* begin Recorded data *

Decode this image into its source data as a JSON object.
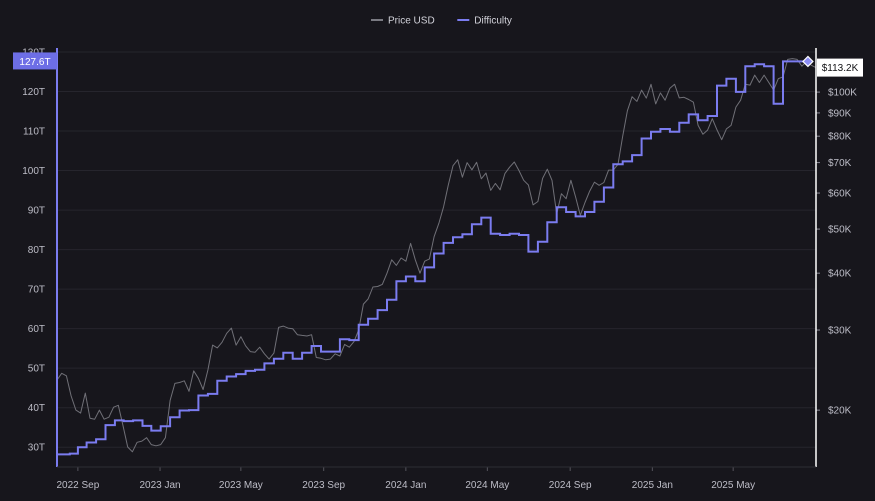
{
  "chart_data": {
    "type": "line",
    "title": "",
    "legend": {
      "placement": "top-center",
      "entries": [
        {
          "name": "Price USD",
          "color": "#7a7a82"
        },
        {
          "name": "Difficulty",
          "color": "#7b7cf0"
        }
      ]
    },
    "x_ticks": [
      "2022 Sep",
      "2023 Jan",
      "2023 May",
      "2023 Sep",
      "2024 Jan",
      "2024 May",
      "2024 Sep",
      "2025 Jan",
      "2025 May"
    ],
    "x_range": [
      "2022-08-01",
      "2025-09-01"
    ],
    "y_left": {
      "label": "",
      "ticks": [
        "30T",
        "40T",
        "50T",
        "60T",
        "70T",
        "80T",
        "90T",
        "100T",
        "110T",
        "120T",
        "130T"
      ],
      "range": [
        25,
        131
      ],
      "unit": "T"
    },
    "y_right": {
      "label": "",
      "scale": "log",
      "ticks": [
        {
          "label": "$20K",
          "value": 20000
        },
        {
          "label": "$30K",
          "value": 30000
        },
        {
          "label": "$40K",
          "value": 40000
        },
        {
          "label": "$50K",
          "value": 50000
        },
        {
          "label": "$60K",
          "value": 60000
        },
        {
          "label": "$70K",
          "value": 70000
        },
        {
          "label": "$80K",
          "value": 80000
        },
        {
          "label": "$90K",
          "value": 90000
        },
        {
          "label": "$100K",
          "value": 100000
        }
      ],
      "range": [
        15000,
        125000
      ]
    },
    "current_labels": {
      "difficulty": "127.6T",
      "price": "$113.2K"
    },
    "grid": true,
    "series": [
      {
        "name": "Difficulty",
        "axis": "left",
        "color": "#7b7cf0",
        "step": true,
        "points": [
          [
            "2022-08-01",
            28.2
          ],
          [
            "2022-08-20",
            28.4
          ],
          [
            "2022-09-01",
            30.0
          ],
          [
            "2022-09-14",
            31.2
          ],
          [
            "2022-09-28",
            32.0
          ],
          [
            "2022-10-12",
            35.6
          ],
          [
            "2022-10-26",
            36.8
          ],
          [
            "2022-11-08",
            36.6
          ],
          [
            "2022-11-22",
            36.8
          ],
          [
            "2022-12-06",
            35.4
          ],
          [
            "2022-12-19",
            34.2
          ],
          [
            "2023-01-02",
            35.3
          ],
          [
            "2023-01-16",
            37.6
          ],
          [
            "2023-01-30",
            39.3
          ],
          [
            "2023-02-13",
            39.4
          ],
          [
            "2023-02-27",
            43.1
          ],
          [
            "2023-03-13",
            43.5
          ],
          [
            "2023-03-27",
            46.8
          ],
          [
            "2023-04-10",
            47.9
          ],
          [
            "2023-04-24",
            48.5
          ],
          [
            "2023-05-08",
            49.3
          ],
          [
            "2023-05-22",
            49.6
          ],
          [
            "2023-06-05",
            51.2
          ],
          [
            "2023-06-19",
            52.4
          ],
          [
            "2023-07-03",
            53.9
          ],
          [
            "2023-07-17",
            52.4
          ],
          [
            "2023-07-31",
            53.9
          ],
          [
            "2023-08-14",
            55.6
          ],
          [
            "2023-08-28",
            54.2
          ],
          [
            "2023-09-11",
            54.2
          ],
          [
            "2023-09-25",
            57.3
          ],
          [
            "2023-10-09",
            57.1
          ],
          [
            "2023-10-23",
            61.0
          ],
          [
            "2023-11-06",
            62.5
          ],
          [
            "2023-11-20",
            64.7
          ],
          [
            "2023-12-04",
            67.3
          ],
          [
            "2023-12-18",
            72.0
          ],
          [
            "2024-01-01",
            73.2
          ],
          [
            "2024-01-15",
            72.0
          ],
          [
            "2024-01-29",
            75.5
          ],
          [
            "2024-02-12",
            79.0
          ],
          [
            "2024-02-26",
            81.7
          ],
          [
            "2024-03-11",
            83.1
          ],
          [
            "2024-03-25",
            83.9
          ],
          [
            "2024-04-08",
            86.4
          ],
          [
            "2024-04-22",
            88.1
          ],
          [
            "2024-05-06",
            84.0
          ],
          [
            "2024-05-20",
            83.7
          ],
          [
            "2024-06-03",
            84.0
          ],
          [
            "2024-06-17",
            83.7
          ],
          [
            "2024-07-01",
            79.5
          ],
          [
            "2024-07-15",
            82.0
          ],
          [
            "2024-07-29",
            86.9
          ],
          [
            "2024-08-12",
            90.7
          ],
          [
            "2024-08-26",
            89.5
          ],
          [
            "2024-09-09",
            88.4
          ],
          [
            "2024-09-23",
            89.5
          ],
          [
            "2024-10-07",
            92.1
          ],
          [
            "2024-10-21",
            95.7
          ],
          [
            "2024-11-04",
            101.6
          ],
          [
            "2024-11-18",
            102.3
          ],
          [
            "2024-12-02",
            103.9
          ],
          [
            "2024-12-16",
            108.1
          ],
          [
            "2024-12-30",
            109.8
          ],
          [
            "2025-01-13",
            110.5
          ],
          [
            "2025-01-27",
            109.8
          ],
          [
            "2025-02-10",
            112.1
          ],
          [
            "2025-02-24",
            114.2
          ],
          [
            "2025-03-10",
            112.7
          ],
          [
            "2025-03-24",
            113.8
          ],
          [
            "2025-04-07",
            121.5
          ],
          [
            "2025-04-21",
            123.2
          ],
          [
            "2025-05-05",
            119.9
          ],
          [
            "2025-05-19",
            126.4
          ],
          [
            "2025-06-02",
            126.9
          ],
          [
            "2025-06-16",
            126.4
          ],
          [
            "2025-06-30",
            116.9
          ],
          [
            "2025-07-14",
            127.6
          ],
          [
            "2025-07-28",
            127.6
          ],
          [
            "2025-08-20",
            127.6
          ]
        ]
      },
      {
        "name": "Price USD",
        "axis": "right",
        "color": "#7a7a82",
        "points": [
          [
            "2022-08-01",
            23300
          ],
          [
            "2022-08-08",
            24100
          ],
          [
            "2022-08-15",
            23800
          ],
          [
            "2022-08-22",
            21500
          ],
          [
            "2022-08-29",
            20000
          ],
          [
            "2022-09-05",
            19700
          ],
          [
            "2022-09-12",
            21800
          ],
          [
            "2022-09-19",
            19200
          ],
          [
            "2022-09-26",
            19100
          ],
          [
            "2022-10-03",
            20000
          ],
          [
            "2022-10-10",
            19100
          ],
          [
            "2022-10-17",
            19300
          ],
          [
            "2022-10-24",
            20300
          ],
          [
            "2022-10-31",
            20500
          ],
          [
            "2022-11-07",
            18500
          ],
          [
            "2022-11-14",
            16600
          ],
          [
            "2022-11-21",
            16200
          ],
          [
            "2022-11-28",
            17000
          ],
          [
            "2022-12-05",
            17100
          ],
          [
            "2022-12-12",
            17400
          ],
          [
            "2022-12-19",
            16800
          ],
          [
            "2022-12-26",
            16700
          ],
          [
            "2023-01-02",
            16800
          ],
          [
            "2023-01-09",
            17400
          ],
          [
            "2023-01-16",
            21000
          ],
          [
            "2023-01-23",
            22900
          ],
          [
            "2023-01-30",
            23000
          ],
          [
            "2023-02-06",
            23200
          ],
          [
            "2023-02-13",
            22000
          ],
          [
            "2023-02-20",
            24400
          ],
          [
            "2023-02-27",
            23500
          ],
          [
            "2023-03-06",
            22200
          ],
          [
            "2023-03-13",
            24500
          ],
          [
            "2023-03-20",
            27800
          ],
          [
            "2023-03-27",
            27400
          ],
          [
            "2023-04-03",
            28200
          ],
          [
            "2023-04-10",
            29500
          ],
          [
            "2023-04-17",
            30300
          ],
          [
            "2023-04-24",
            27800
          ],
          [
            "2023-05-01",
            29000
          ],
          [
            "2023-05-08",
            27700
          ],
          [
            "2023-05-15",
            26900
          ],
          [
            "2023-05-22",
            26800
          ],
          [
            "2023-05-29",
            27500
          ],
          [
            "2023-06-05",
            26600
          ],
          [
            "2023-06-12",
            25900
          ],
          [
            "2023-06-19",
            26700
          ],
          [
            "2023-06-26",
            30400
          ],
          [
            "2023-07-03",
            30600
          ],
          [
            "2023-07-10",
            30300
          ],
          [
            "2023-07-17",
            30200
          ],
          [
            "2023-07-24",
            29300
          ],
          [
            "2023-07-31",
            29200
          ],
          [
            "2023-08-07",
            29100
          ],
          [
            "2023-08-14",
            29300
          ],
          [
            "2023-08-21",
            26100
          ],
          [
            "2023-08-28",
            26000
          ],
          [
            "2023-09-04",
            25800
          ],
          [
            "2023-09-11",
            25900
          ],
          [
            "2023-09-18",
            26600
          ],
          [
            "2023-09-25",
            26300
          ],
          [
            "2023-10-02",
            27900
          ],
          [
            "2023-10-09",
            27500
          ],
          [
            "2023-10-16",
            28300
          ],
          [
            "2023-10-23",
            30000
          ],
          [
            "2023-10-30",
            34200
          ],
          [
            "2023-11-06",
            35100
          ],
          [
            "2023-11-13",
            37300
          ],
          [
            "2023-11-20",
            37400
          ],
          [
            "2023-11-27",
            37800
          ],
          [
            "2023-12-04",
            40000
          ],
          [
            "2023-12-11",
            42800
          ],
          [
            "2023-12-18",
            41600
          ],
          [
            "2023-12-25",
            43200
          ],
          [
            "2024-01-01",
            42500
          ],
          [
            "2024-01-08",
            46500
          ],
          [
            "2024-01-15",
            42800
          ],
          [
            "2024-01-22",
            40000
          ],
          [
            "2024-01-29",
            42500
          ],
          [
            "2024-02-05",
            43000
          ],
          [
            "2024-02-12",
            48100
          ],
          [
            "2024-02-19",
            51500
          ],
          [
            "2024-02-26",
            56000
          ],
          [
            "2024-03-04",
            62500
          ],
          [
            "2024-03-11",
            68900
          ],
          [
            "2024-03-18",
            71000
          ],
          [
            "2024-03-25",
            65000
          ],
          [
            "2024-04-01",
            70000
          ],
          [
            "2024-04-08",
            67500
          ],
          [
            "2024-04-15",
            70100
          ],
          [
            "2024-04-22",
            64500
          ],
          [
            "2024-04-29",
            66400
          ],
          [
            "2024-05-06",
            60800
          ],
          [
            "2024-05-13",
            63000
          ],
          [
            "2024-05-20",
            61000
          ],
          [
            "2024-05-27",
            66200
          ],
          [
            "2024-06-03",
            68400
          ],
          [
            "2024-06-10",
            70200
          ],
          [
            "2024-06-17",
            67200
          ],
          [
            "2024-06-24",
            64000
          ],
          [
            "2024-07-01",
            62500
          ],
          [
            "2024-07-08",
            56500
          ],
          [
            "2024-07-15",
            57500
          ],
          [
            "2024-07-22",
            64600
          ],
          [
            "2024-07-29",
            67700
          ],
          [
            "2024-08-05",
            64000
          ],
          [
            "2024-08-12",
            54000
          ],
          [
            "2024-08-19",
            59800
          ],
          [
            "2024-08-26",
            58300
          ],
          [
            "2024-09-02",
            64000
          ],
          [
            "2024-09-09",
            58800
          ],
          [
            "2024-09-16",
            53600
          ],
          [
            "2024-09-23",
            57200
          ],
          [
            "2024-09-30",
            60600
          ],
          [
            "2024-10-07",
            63400
          ],
          [
            "2024-10-14",
            62400
          ],
          [
            "2024-10-21",
            63300
          ],
          [
            "2024-10-28",
            67400
          ],
          [
            "2024-11-04",
            67400
          ],
          [
            "2024-11-11",
            69400
          ],
          [
            "2024-11-18",
            80000
          ],
          [
            "2024-11-25",
            91000
          ],
          [
            "2024-12-02",
            97700
          ],
          [
            "2024-12-09",
            95400
          ],
          [
            "2024-12-16",
            101000
          ],
          [
            "2024-12-23",
            97000
          ],
          [
            "2024-12-30",
            104000
          ],
          [
            "2025-01-06",
            94200
          ],
          [
            "2025-01-13",
            99600
          ],
          [
            "2025-01-20",
            96000
          ],
          [
            "2025-01-27",
            102000
          ],
          [
            "2025-02-03",
            104000
          ],
          [
            "2025-02-10",
            97100
          ],
          [
            "2025-02-17",
            97400
          ],
          [
            "2025-02-24",
            96300
          ],
          [
            "2025-03-03",
            95000
          ],
          [
            "2025-03-10",
            84500
          ],
          [
            "2025-03-17",
            80800
          ],
          [
            "2025-03-24",
            82500
          ],
          [
            "2025-03-31",
            87400
          ],
          [
            "2025-04-07",
            82600
          ],
          [
            "2025-04-14",
            78600
          ],
          [
            "2025-04-21",
            83000
          ],
          [
            "2025-04-28",
            84500
          ],
          [
            "2025-05-05",
            92700
          ],
          [
            "2025-05-12",
            96000
          ],
          [
            "2025-05-19",
            104000
          ],
          [
            "2025-05-26",
            103600
          ],
          [
            "2025-06-02",
            109000
          ],
          [
            "2025-06-09",
            105000
          ],
          [
            "2025-06-16",
            109000
          ],
          [
            "2025-06-23",
            104900
          ],
          [
            "2025-06-30",
            101000
          ],
          [
            "2025-07-07",
            107000
          ],
          [
            "2025-07-14",
            108000
          ],
          [
            "2025-07-21",
            118000
          ],
          [
            "2025-07-28",
            118500
          ],
          [
            "2025-08-04",
            118000
          ],
          [
            "2025-08-11",
            114000
          ],
          [
            "2025-08-18",
            117000
          ],
          [
            "2025-08-25",
            114500
          ],
          [
            "2025-09-01",
            113200
          ]
        ]
      }
    ]
  }
}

* end Recorded data *

- _Problem requirements_
Pick out lines containing the word "value", each one as written.

- _Written reply_
          "value": 20000
          "value": 30000
          "value": 40000
          "value": 50000
          "value": 60000
          "value": 70000
          "value": 80000
          "value": 90000
          "value": 100000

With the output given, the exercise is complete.